## begin
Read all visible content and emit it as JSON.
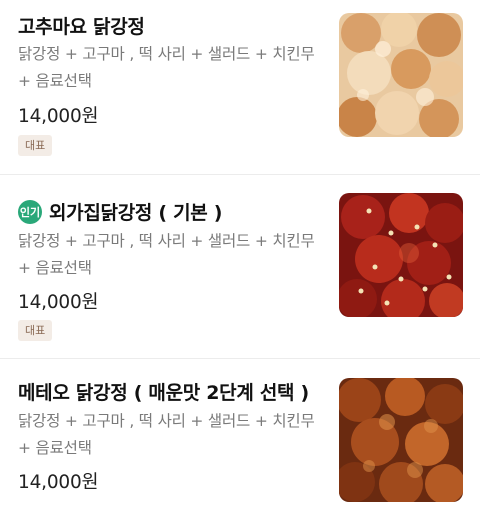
{
  "menu": {
    "items": [
      {
        "name": "고추마요 닭강정",
        "description": "닭강정 + 고구마 , 떡 사리 + 샐러드 + 치킨무 + 음료선택",
        "price": "14,000원",
        "badge": "대표",
        "image": "spicy-mayo-chicken-photo"
      },
      {
        "popular_badge": "인기",
        "name": "외가집닭강정 ( 기본 )",
        "description": "닭강정 + 고구마 , 떡 사리 + 샐러드 + 치킨무 + 음료선택",
        "price": "14,000원",
        "badge": "대표",
        "image": "sweet-chili-chicken-photo"
      },
      {
        "name": "메테오 닭강정 ( 매운맛 2단계 선택 )",
        "description": "닭강정 + 고구마 , 떡 사리 + 샐러드 + 치킨무 + 음료선택",
        "price": "14,000원",
        "image": "spicy-glazed-chicken-photo"
      }
    ]
  },
  "colors": {
    "popular_badge": "#2aa879",
    "tag_background": "#f3ece6",
    "tag_text": "#8a6a55",
    "description_text": "#7a7a7a"
  }
}
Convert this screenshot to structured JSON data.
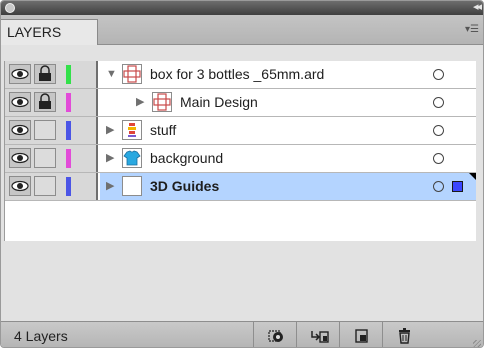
{
  "panel": {
    "tab_label": "LAYERS",
    "colors": {
      "selection": "#b4d4ff",
      "target_square": "#3b47ff"
    }
  },
  "layers": [
    {
      "name": "box for 3 bottles _65mm.ard",
      "bold": false,
      "expanded": true,
      "locked": true,
      "swatch": "#33e14a",
      "thumb": "box-grid-icon",
      "selected": false
    },
    {
      "name": "Main Design",
      "bold": false,
      "expanded": false,
      "locked": true,
      "swatch": "#e24bd8",
      "thumb": "box-grid-icon",
      "selected": false
    },
    {
      "name": "stuff",
      "bold": false,
      "expanded": false,
      "locked": false,
      "swatch": "#4b55e6",
      "thumb": "artwork-icon",
      "selected": false
    },
    {
      "name": "background",
      "bold": false,
      "expanded": false,
      "locked": false,
      "swatch": "#e24bd8",
      "thumb": "shirt-icon",
      "selected": false
    },
    {
      "name": "3D Guides",
      "bold": true,
      "expanded": false,
      "locked": false,
      "swatch": "#4b55e6",
      "thumb": "blank-icon",
      "selected": true
    }
  ],
  "footer": {
    "count_label": "4 Layers",
    "buttons": [
      "make-clip-mask-icon",
      "create-sublayer-icon",
      "new-layer-icon",
      "trash-icon"
    ]
  }
}
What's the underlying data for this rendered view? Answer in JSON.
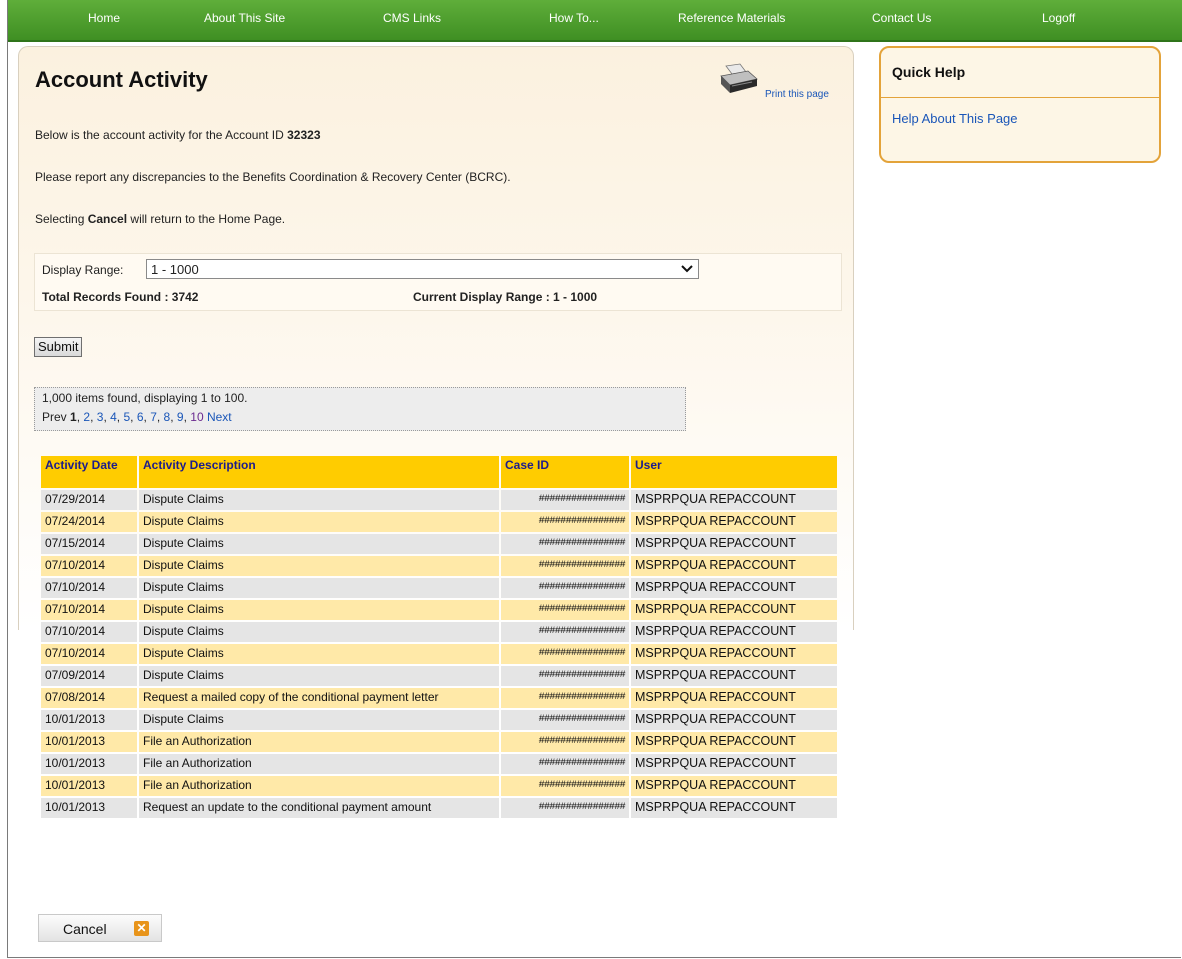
## end
Every entry must be reproduced exactly, with the images left out.

Answer below:
Read all visible content and emit it as JSON.
{
  "menu": {
    "items": [
      {
        "name": "고추마요 닭강정",
        "description": "닭강정 + 고구마 , 떡 사리 + 샐러드 + 치킨무 + 음료선택",
        "price": "14,000원",
        "badge": "대표",
        "image": "spicy-mayo-chicken-photo"
      },
      {
        "popular_badge": "인기",
        "name": "외가집닭강정 ( 기본 )",
        "description": "닭강정 + 고구마 , 떡 사리 + 샐러드 + 치킨무 + 음료선택",
        "price": "14,000원",
        "badge": "대표",
        "image": "sweet-chili-chicken-photo"
      },
      {
        "name": "메테오 닭강정 ( 매운맛 2단계 선택 )",
        "description": "닭강정 + 고구마 , 떡 사리 + 샐러드 + 치킨무 + 음료선택",
        "price": "14,000원",
        "image": "spicy-glazed-chicken-photo"
      }
    ]
  },
  "colors": {
    "popular_badge": "#2aa879",
    "tag_background": "#f3ece6",
    "tag_text": "#8a6a55",
    "description_text": "#7a7a7a"
  }
}
Convert this screenshot to structured JSON data.
{
  "panel": {
    "tab_label": "LAYERS",
    "colors": {
      "selection": "#b4d4ff",
      "target_square": "#3b47ff"
    }
  },
  "layers": [
    {
      "name": "box for 3 bottles _65mm.ard",
      "bold": false,
      "expanded": true,
      "locked": true,
      "swatch": "#33e14a",
      "thumb": "box-grid-icon",
      "selected": false
    },
    {
      "name": "Main Design",
      "bold": false,
      "expanded": false,
      "locked": true,
      "swatch": "#e24bd8",
      "thumb": "box-grid-icon",
      "selected": false
    },
    {
      "name": "stuff",
      "bold": false,
      "expanded": false,
      "locked": false,
      "swatch": "#4b55e6",
      "thumb": "artwork-icon",
      "selected": false
    },
    {
      "name": "background",
      "bold": false,
      "expanded": false,
      "locked": false,
      "swatch": "#e24bd8",
      "thumb": "shirt-icon",
      "selected": false
    },
    {
      "name": "3D Guides",
      "bold": true,
      "expanded": false,
      "locked": false,
      "swatch": "#4b55e6",
      "thumb": "blank-icon",
      "selected": true
    }
  ],
  "footer": {
    "count_label": "4 Layers",
    "buttons": [
      "make-clip-mask-icon",
      "create-sublayer-icon",
      "new-layer-icon",
      "trash-icon"
    ]
  }
}
What's the underlying data for this rendered view? Answer in JSON.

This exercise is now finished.